- Assignment 1: According to the land and housing text, how much space per adult did the Housing Board recommend families be allocated on occupation?
- Assignment 2: What innovations does the land and housing text list after the words "Other innovations include"? Name every one.

- Extract provided:
------------------------------------

LAND AND HOUSING
137
Twenty-four square feet for an adult was taken as the minimum requirement for health. With minor modifications (the most im- portant of which was the provision of a number of self-contained flats with private balconies in the later blocks), and with an improved external appearance, 240 of these blocks (known as Marks I and II) had been built before the design was superseded in 1964.
In 1964 the original H-block was abandoned in favour of a new design. The new blocks were first of eight storeys (Mark III), and then of 16. The first versions of the 16-storey design were known as Mark IV, and during the year these began to be superseded by a development known as Mark V-essentially similar to the earlier design, but with room sizes more closely-related to family sizes. The new design, from Mark III onwards, differs fundamentally from the older one in that access is from a central corridor on each floor instead of from external common balconies. This makes it possible to give each room a private balcony. Other innovations include refuse chutes, the installation of electrical power and light points in domestic rooms (which had been the tenant's respon- sibility in the older designs), lifts in the 16-storey blocks, private lavatories in place of the former communal latrines and wash- houses, and, in Mark V and the later Mark IV blocks, a private water-tap. A programme to install individual water-taps in the early Mark IV, and Mark III, blocks was started during the year. The new blocks cost more to build but they represent a considerable advance as they provide better facilities and ventilation, more privacy and more open space, between the buildings. The latest design, Mark VI, will be built to a larger room-grid to give effect to the Housing Board's recommendation that families should be allocated 35 square feet of space per adult on occupation. By the end of 1968, a total of 142 Mark III, 62 Mark IV and 22 Mark V blocks had been built, bringing to 466 the number of blocks of all types administered by the Resettlement Department. Between them these blocks housed 1,024,600 people, some 46 per cent of them in the newer types.

------------------------------------

- Data to examine:

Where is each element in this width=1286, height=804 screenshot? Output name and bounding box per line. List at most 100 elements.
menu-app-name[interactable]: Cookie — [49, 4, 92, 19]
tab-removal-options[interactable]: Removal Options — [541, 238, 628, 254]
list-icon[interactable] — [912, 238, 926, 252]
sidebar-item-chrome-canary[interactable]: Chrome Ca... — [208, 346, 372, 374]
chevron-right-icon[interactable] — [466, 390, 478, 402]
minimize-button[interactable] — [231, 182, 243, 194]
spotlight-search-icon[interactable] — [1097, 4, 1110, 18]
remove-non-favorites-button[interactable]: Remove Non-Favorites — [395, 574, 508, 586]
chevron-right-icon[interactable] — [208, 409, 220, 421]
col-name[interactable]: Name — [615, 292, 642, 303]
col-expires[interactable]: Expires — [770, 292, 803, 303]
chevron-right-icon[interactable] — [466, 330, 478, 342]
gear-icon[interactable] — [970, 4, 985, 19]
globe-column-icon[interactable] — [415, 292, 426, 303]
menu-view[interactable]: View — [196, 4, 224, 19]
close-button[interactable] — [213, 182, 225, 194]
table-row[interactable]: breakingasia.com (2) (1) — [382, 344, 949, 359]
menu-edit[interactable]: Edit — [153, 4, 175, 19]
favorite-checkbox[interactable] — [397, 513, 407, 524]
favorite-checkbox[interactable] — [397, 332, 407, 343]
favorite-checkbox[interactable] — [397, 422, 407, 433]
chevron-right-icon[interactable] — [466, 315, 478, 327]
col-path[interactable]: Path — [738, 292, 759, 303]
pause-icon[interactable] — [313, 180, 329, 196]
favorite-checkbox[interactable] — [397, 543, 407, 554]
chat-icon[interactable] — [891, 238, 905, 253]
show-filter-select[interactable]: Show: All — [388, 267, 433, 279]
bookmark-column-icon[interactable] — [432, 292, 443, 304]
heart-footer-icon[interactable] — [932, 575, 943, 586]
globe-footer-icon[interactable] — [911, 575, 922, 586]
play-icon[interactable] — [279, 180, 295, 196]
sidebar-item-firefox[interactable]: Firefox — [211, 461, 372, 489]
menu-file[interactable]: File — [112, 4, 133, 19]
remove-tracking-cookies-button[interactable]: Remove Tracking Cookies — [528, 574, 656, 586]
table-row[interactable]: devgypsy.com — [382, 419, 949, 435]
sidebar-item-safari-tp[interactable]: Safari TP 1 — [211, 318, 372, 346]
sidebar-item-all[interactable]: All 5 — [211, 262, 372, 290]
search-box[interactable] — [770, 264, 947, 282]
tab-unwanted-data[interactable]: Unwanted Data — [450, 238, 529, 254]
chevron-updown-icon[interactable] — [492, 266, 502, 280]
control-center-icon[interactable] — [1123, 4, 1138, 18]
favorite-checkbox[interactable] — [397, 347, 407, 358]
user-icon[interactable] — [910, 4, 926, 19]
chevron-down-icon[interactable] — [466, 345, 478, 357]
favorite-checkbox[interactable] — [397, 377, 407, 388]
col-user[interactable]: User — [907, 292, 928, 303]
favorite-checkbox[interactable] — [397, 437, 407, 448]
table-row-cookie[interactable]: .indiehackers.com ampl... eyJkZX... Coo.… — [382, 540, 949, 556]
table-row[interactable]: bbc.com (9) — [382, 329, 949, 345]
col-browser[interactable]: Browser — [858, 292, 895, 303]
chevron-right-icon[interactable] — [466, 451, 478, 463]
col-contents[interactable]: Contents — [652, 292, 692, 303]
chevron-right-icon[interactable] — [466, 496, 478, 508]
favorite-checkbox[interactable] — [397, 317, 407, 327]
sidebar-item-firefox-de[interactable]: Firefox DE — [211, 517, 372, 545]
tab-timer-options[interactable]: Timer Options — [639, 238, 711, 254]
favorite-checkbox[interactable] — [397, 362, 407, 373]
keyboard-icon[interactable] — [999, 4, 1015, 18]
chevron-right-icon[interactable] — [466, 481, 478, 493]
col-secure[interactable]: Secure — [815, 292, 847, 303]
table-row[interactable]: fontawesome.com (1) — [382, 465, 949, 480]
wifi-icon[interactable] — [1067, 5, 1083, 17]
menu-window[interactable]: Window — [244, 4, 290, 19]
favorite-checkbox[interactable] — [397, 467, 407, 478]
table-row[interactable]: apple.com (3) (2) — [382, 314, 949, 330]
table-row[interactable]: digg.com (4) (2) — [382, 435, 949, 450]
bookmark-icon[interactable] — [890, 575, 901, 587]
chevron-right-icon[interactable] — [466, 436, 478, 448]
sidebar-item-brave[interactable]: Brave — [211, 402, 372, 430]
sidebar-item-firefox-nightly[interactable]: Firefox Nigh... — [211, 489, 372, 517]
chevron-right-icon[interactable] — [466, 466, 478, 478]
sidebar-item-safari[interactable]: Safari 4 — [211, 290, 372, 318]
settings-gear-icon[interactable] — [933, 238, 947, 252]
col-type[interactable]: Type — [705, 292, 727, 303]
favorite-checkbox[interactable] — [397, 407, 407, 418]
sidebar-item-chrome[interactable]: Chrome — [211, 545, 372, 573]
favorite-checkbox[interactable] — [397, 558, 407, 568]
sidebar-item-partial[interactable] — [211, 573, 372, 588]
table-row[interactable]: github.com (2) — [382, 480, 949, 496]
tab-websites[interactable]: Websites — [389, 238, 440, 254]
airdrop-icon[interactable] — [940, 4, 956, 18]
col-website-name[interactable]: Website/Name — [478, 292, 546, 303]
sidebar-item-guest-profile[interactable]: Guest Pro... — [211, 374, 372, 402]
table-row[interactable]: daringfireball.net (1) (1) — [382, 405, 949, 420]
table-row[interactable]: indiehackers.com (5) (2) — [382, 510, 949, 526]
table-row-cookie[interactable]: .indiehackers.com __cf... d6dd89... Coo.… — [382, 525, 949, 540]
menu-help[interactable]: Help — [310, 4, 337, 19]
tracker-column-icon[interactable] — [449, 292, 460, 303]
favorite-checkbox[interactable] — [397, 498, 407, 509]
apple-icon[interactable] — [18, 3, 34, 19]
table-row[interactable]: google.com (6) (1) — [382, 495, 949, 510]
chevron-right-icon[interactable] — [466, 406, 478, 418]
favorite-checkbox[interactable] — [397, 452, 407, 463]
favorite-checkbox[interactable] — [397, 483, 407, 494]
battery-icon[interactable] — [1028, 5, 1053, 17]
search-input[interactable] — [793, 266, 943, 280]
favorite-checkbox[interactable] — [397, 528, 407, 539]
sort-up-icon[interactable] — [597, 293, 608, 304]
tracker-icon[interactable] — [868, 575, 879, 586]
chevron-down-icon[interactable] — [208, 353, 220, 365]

------------------------------------

- Answer box 1: 35 square feet per adult.

- Answer box 2:
- Refuse chutes
- Electrical power and light points in domestic rooms
- Lifts in the 16-storey blocks
- Private lavatories in place of the former communal latrines and wash-houses
- A private water-tap, in Mark V and the later Mark IV blocks